> [Provided records]

###

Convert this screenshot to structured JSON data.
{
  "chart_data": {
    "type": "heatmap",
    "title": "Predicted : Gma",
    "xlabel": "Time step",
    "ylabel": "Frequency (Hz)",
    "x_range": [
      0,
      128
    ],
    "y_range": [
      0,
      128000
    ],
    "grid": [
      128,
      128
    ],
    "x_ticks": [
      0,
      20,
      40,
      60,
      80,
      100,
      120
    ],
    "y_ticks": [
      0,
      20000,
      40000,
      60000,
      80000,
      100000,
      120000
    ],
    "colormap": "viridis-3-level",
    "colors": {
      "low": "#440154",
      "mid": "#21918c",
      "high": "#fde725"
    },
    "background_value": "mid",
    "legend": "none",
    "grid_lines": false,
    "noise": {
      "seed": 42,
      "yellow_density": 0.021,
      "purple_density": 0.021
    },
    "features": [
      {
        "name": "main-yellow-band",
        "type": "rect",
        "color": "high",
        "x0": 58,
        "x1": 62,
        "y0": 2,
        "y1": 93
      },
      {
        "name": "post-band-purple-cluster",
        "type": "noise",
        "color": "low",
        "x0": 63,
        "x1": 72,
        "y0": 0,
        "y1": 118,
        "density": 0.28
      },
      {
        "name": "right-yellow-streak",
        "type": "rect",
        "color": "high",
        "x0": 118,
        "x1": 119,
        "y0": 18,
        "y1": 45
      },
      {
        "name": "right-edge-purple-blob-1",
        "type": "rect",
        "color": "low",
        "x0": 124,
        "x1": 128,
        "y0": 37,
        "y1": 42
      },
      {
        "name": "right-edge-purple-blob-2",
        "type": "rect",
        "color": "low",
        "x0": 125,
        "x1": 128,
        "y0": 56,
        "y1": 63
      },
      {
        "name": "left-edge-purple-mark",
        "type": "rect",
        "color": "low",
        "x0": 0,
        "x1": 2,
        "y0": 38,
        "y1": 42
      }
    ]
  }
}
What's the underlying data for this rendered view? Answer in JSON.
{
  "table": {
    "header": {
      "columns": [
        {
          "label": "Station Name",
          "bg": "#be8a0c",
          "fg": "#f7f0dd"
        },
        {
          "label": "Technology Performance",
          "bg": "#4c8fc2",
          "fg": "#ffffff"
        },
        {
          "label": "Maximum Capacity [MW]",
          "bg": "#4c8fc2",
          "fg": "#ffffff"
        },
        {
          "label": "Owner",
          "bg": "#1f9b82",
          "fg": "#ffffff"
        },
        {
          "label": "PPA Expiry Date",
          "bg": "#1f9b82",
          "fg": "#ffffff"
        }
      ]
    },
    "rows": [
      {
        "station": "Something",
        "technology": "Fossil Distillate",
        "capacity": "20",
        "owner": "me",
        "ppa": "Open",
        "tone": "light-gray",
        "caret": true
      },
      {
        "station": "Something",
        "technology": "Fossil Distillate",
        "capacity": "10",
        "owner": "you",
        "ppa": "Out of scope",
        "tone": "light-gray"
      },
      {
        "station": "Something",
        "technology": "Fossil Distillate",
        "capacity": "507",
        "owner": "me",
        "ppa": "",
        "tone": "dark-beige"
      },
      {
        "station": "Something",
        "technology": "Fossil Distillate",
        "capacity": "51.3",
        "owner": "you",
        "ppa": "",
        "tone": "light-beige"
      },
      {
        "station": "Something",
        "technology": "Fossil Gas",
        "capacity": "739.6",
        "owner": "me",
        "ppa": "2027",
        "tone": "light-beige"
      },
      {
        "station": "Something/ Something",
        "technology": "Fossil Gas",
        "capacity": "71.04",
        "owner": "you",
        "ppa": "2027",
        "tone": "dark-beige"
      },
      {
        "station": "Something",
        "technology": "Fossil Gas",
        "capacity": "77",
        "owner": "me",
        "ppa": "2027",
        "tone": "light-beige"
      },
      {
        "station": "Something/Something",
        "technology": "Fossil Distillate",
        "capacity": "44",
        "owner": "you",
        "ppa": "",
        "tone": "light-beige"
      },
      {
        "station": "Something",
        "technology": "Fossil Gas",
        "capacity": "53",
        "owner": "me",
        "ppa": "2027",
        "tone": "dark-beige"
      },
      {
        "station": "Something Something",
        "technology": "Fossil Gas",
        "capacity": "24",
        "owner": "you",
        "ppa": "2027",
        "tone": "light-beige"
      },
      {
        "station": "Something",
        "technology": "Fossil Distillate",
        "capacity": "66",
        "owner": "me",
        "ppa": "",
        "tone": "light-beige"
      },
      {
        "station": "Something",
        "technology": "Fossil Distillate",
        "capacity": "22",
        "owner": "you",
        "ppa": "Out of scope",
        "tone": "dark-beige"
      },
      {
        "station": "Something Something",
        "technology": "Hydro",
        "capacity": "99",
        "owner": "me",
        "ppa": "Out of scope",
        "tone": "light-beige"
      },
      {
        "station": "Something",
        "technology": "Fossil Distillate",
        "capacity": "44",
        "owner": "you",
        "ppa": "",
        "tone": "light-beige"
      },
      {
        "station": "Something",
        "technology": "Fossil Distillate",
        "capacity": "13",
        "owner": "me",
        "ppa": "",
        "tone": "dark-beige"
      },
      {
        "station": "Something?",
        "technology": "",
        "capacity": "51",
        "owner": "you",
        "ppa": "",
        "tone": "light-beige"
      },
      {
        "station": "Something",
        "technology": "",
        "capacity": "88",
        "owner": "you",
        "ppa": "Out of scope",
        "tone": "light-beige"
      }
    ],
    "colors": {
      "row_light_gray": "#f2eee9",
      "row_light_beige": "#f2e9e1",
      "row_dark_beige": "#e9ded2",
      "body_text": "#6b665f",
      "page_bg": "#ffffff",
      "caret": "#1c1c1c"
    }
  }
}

###

> [What is needed] Copy all lines of the listing above that contain the string "band".

> [Reply to the task]
        "name": "main-yellow-band",
        "name": "post-band-purple-cluster",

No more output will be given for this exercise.